#### [REQUEST]
Scan the material that follows. Copy every line containing the word "禁止明火".

#### [DATA ENTRIES]
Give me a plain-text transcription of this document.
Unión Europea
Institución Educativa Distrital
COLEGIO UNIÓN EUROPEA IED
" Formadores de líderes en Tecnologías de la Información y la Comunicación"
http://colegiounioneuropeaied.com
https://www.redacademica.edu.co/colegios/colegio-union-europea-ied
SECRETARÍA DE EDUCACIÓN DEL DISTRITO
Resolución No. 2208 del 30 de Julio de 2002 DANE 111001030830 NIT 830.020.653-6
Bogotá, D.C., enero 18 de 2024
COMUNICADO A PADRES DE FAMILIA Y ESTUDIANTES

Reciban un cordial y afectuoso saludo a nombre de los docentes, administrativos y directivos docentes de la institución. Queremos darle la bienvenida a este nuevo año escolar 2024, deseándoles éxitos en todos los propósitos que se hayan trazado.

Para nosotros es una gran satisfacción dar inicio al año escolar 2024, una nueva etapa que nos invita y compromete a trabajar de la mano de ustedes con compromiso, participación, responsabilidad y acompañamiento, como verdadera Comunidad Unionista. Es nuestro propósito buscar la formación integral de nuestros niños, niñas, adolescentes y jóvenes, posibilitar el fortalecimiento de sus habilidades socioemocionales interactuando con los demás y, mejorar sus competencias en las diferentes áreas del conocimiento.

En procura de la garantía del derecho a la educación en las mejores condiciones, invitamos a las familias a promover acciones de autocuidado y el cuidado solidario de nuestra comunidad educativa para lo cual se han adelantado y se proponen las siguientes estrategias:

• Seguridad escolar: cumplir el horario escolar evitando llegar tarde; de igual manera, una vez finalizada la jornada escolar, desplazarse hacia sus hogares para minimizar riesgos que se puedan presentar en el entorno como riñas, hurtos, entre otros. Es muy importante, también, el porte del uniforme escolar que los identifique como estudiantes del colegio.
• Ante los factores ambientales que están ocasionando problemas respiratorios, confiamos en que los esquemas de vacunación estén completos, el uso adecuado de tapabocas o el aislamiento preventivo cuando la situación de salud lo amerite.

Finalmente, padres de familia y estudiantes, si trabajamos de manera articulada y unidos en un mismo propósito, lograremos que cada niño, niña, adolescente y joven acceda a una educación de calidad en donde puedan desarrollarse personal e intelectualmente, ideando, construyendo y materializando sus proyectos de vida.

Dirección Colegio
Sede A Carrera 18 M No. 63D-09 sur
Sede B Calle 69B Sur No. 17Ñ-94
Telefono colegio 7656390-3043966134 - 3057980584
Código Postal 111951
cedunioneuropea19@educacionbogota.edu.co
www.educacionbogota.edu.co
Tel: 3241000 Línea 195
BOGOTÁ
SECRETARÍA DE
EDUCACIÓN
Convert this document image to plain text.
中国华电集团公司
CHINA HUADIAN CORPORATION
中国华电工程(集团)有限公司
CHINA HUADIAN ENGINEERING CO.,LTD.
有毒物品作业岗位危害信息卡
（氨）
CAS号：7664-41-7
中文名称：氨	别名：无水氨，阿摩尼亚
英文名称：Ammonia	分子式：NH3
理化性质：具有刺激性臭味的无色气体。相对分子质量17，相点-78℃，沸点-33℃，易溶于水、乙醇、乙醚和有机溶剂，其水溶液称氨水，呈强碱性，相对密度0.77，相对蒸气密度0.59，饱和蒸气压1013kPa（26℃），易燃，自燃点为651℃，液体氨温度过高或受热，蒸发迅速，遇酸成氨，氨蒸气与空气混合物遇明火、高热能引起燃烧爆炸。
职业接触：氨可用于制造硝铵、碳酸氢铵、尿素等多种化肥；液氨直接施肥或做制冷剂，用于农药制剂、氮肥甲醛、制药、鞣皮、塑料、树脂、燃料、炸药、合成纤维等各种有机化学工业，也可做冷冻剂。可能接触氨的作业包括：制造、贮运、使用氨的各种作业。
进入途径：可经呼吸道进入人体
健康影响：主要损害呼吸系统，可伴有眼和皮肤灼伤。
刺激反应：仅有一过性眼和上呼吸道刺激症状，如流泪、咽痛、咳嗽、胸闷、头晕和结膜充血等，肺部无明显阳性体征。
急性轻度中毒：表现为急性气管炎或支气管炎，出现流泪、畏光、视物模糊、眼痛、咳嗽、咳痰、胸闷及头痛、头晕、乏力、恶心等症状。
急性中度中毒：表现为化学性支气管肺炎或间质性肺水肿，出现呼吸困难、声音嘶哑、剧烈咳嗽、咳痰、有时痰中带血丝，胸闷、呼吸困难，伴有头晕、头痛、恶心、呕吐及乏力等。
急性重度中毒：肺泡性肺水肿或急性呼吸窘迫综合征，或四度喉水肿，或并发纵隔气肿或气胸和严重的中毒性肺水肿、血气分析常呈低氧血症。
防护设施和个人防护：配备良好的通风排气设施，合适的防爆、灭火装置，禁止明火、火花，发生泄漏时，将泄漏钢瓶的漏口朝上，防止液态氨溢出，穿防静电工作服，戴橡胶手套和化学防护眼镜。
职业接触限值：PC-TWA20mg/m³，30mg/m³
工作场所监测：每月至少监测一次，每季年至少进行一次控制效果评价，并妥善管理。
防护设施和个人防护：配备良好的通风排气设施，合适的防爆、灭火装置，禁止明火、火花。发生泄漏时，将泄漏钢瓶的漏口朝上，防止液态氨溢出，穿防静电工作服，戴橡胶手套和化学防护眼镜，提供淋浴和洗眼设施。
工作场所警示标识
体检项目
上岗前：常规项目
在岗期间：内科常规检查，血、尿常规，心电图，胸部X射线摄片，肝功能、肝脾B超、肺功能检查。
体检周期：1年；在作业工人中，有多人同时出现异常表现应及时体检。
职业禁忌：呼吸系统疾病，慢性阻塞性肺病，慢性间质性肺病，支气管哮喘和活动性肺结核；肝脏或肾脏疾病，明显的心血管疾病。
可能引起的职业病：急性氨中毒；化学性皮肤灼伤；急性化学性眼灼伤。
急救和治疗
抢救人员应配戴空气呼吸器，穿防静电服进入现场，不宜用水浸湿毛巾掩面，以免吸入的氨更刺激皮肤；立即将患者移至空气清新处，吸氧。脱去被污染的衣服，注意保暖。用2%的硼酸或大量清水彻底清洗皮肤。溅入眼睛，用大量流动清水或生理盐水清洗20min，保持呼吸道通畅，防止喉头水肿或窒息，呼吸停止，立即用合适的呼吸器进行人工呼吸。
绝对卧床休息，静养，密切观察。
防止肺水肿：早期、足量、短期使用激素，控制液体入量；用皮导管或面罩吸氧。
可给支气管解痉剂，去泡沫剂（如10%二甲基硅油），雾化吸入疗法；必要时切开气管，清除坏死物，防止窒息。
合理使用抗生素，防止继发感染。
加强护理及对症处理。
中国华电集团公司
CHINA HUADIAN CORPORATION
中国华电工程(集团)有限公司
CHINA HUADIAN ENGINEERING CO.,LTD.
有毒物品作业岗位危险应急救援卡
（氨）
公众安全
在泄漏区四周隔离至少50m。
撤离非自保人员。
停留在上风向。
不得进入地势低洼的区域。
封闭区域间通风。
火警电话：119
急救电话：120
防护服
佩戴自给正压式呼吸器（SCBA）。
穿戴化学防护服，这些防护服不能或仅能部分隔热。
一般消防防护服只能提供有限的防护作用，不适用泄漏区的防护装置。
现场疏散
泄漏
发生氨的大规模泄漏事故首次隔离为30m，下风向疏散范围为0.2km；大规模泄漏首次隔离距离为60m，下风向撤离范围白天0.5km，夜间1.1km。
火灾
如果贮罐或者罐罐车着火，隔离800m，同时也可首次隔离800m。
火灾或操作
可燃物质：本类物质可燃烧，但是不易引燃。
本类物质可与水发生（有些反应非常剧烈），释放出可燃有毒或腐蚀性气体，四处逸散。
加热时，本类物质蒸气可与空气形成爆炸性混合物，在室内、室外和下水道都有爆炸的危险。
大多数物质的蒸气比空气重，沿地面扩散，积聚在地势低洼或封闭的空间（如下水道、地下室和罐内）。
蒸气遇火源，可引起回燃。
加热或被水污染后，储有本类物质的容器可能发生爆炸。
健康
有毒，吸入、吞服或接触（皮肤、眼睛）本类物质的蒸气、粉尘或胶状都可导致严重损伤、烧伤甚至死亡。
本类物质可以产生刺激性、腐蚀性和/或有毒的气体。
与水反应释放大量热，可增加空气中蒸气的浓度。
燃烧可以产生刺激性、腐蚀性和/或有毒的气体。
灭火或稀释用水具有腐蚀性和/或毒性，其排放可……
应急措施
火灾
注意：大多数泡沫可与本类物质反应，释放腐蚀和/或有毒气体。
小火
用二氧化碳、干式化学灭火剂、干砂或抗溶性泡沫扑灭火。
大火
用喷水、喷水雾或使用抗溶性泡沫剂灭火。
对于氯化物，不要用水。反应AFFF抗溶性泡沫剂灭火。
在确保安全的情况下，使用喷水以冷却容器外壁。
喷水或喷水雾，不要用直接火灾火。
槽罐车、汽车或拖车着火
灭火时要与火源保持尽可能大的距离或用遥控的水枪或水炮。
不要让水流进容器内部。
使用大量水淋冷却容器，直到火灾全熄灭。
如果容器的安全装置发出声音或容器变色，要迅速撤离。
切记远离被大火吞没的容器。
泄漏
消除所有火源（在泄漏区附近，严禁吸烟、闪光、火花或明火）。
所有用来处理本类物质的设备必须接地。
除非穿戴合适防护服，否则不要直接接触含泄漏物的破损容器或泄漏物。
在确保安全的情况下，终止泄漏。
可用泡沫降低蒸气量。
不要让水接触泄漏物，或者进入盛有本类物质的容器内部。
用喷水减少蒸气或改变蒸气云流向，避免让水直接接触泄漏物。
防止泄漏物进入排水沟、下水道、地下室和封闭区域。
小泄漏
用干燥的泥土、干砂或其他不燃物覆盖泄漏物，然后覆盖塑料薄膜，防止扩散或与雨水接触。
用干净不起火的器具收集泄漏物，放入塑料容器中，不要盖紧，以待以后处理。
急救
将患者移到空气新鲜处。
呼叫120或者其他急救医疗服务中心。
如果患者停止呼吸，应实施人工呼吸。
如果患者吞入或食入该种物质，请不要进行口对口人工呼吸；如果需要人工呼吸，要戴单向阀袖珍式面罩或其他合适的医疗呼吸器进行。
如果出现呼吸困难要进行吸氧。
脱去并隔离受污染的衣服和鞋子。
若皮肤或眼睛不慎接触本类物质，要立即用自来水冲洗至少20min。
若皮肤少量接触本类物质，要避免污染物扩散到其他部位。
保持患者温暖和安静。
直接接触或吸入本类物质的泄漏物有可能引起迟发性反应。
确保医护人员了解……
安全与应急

#### [THE RESPONSE]
防护设施和个人防护：配备良好的通风排气设施，合适的防爆、灭火装置，禁止明火、火花，发生泄漏时，将泄漏钢瓶的漏口朝上，防止液态氨溢出，穿防静电工作服，戴橡胶手套和化学防护眼镜。
防护设施和个人防护：配备良好的通风排气设施，合适的防爆、灭火装置，禁止明火、火花。发生泄漏时，将泄漏钢瓶的漏口朝上，防止液态氨溢出，穿防静电工作服，戴橡胶手套和化学防护眼镜，提供淋浴和洗眼设施。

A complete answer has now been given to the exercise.